## AIM
Give every line from the entries that contains "переработки".
┌──
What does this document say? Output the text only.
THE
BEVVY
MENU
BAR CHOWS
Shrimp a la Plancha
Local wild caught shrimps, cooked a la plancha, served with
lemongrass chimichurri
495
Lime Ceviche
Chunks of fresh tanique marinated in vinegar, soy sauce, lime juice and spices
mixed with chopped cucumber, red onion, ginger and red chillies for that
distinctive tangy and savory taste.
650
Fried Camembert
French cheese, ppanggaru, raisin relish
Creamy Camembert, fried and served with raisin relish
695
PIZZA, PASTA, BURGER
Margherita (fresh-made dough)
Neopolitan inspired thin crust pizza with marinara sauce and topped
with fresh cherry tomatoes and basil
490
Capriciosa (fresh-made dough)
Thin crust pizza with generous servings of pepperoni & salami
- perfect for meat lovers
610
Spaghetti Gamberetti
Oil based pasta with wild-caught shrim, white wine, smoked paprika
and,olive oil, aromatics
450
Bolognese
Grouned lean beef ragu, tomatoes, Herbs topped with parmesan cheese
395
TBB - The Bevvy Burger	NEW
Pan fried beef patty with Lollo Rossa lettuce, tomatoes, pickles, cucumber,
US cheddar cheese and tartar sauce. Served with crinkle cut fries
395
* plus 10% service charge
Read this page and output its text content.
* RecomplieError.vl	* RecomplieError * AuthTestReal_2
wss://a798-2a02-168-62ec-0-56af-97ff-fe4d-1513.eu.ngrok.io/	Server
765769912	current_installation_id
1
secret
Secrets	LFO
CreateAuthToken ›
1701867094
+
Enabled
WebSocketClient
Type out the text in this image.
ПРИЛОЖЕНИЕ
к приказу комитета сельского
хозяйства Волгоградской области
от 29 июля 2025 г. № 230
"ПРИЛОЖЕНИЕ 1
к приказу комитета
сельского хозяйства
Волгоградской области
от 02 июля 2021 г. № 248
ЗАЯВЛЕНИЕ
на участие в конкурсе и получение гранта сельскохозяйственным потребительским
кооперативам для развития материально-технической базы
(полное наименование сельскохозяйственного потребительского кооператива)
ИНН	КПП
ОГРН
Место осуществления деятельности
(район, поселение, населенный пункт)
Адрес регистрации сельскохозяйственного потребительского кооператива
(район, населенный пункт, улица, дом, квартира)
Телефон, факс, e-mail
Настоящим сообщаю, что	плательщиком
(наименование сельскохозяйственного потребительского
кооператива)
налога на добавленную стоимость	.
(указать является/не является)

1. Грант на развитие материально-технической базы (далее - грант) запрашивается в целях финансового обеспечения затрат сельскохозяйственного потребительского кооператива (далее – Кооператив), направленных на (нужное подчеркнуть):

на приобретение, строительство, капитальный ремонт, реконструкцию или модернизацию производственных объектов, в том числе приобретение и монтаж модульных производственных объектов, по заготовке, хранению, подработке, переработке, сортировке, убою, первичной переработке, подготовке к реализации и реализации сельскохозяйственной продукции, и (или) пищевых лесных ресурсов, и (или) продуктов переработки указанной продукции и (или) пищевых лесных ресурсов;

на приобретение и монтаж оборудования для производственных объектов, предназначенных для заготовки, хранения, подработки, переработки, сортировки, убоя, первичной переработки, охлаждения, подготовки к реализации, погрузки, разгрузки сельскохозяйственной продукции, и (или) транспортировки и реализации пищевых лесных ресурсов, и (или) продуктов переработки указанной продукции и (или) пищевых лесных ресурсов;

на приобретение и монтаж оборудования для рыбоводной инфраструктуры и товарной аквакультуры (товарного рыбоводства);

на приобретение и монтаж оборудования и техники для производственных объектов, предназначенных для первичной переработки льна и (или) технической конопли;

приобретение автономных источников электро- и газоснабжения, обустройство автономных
└──
## OUTPUT FOR THIS EXERCISE
на приобретение, строительство, капитальный ремонт, реконструкцию или модернизацию производственных объектов, в том числе приобретение и монтаж модульных производственных объектов, по заготовке, хранению, подработке, переработке, сортировке, убою, первичной переработке, подготовке к реализации и реализации сельскохозяйственной продукции, и (или) пищевых лесных ресурсов, и (или) продуктов переработки указанной продукции и (или) пищевых лесных ресурсов;
на приобретение и монтаж оборудования для производственных объектов, предназначенных для заготовки, хранения, подработки, переработки, сортировки, убоя, первичной переработки, охлаждения, подготовки к реализации, погрузки, разгрузки сельскохозяйственной продукции, и (или) транспортировки и реализации пищевых лесных ресурсов, и (или) продуктов переработки указанной продукции и (или) пищевых лесных ресурсов;
на приобретение и монтаж оборудования и техники для производственных объектов, предназначенных для первичной переработки льна и (или) технической конопли;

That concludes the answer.